> **DO THIS**
Each line that holds the word "name" is to be identified and copied.

> **RECORDS FOR THE EXERCISE**
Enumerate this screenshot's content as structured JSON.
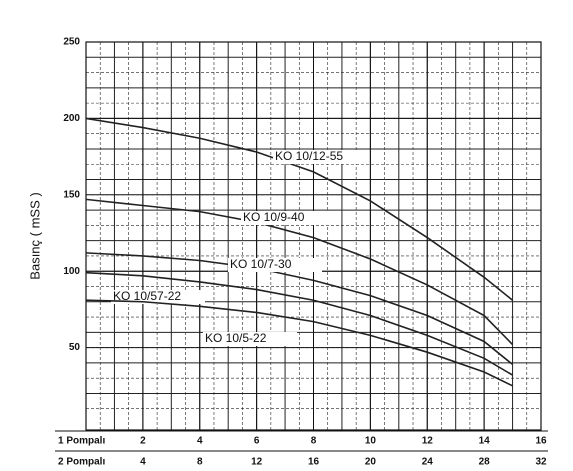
{
  "chart_data": {
    "type": "line",
    "ylabel": "Basınç ( mSS )",
    "xlabel": "1 Pompalı",
    "x2label": "2 Pompalı",
    "xlim": [
      0,
      16
    ],
    "xticks": [
      2,
      4,
      6,
      8,
      10,
      12,
      14,
      16
    ],
    "x2lim": [
      0,
      32
    ],
    "x2ticks": [
      4,
      8,
      12,
      16,
      20,
      24,
      28,
      32
    ],
    "ylim": [
      0,
      250
    ],
    "yticks": [
      50,
      100,
      150,
      200,
      250
    ],
    "grid": true,
    "x": [
      0,
      2,
      4,
      6,
      8,
      10,
      12,
      14,
      15
    ],
    "series": [
      {
        "name": "KO 10/12-55",
        "color": "#222222",
        "values": [
          200,
          194,
          187,
          178,
          165,
          146,
          122,
          96,
          81
        ]
      },
      {
        "name": "KO 10/9-40",
        "color": "#222222",
        "values": [
          147,
          143,
          139,
          132,
          122,
          108,
          91,
          71,
          52
        ]
      },
      {
        "name": "KO 10/7-30",
        "color": "#222222",
        "values": [
          112,
          110,
          107,
          102,
          94,
          84,
          71,
          54,
          39
        ]
      },
      {
        "name": "KO 10/57-22",
        "color": "#222222",
        "values": [
          99,
          97,
          93,
          88,
          81,
          71,
          58,
          43,
          32
        ]
      },
      {
        "name": "KO 10/5-22",
        "color": "#222222",
        "values": [
          81,
          80,
          77,
          73,
          67,
          58,
          47,
          34,
          25
        ]
      }
    ]
  }
}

> **FULL OUTPUT**
        "name": "KO 10/12-55",
        "name": "KO 10/9-40",
        "name": "KO 10/7-30",
        "name": "KO 10/57-22",
        "name": "KO 10/5-22",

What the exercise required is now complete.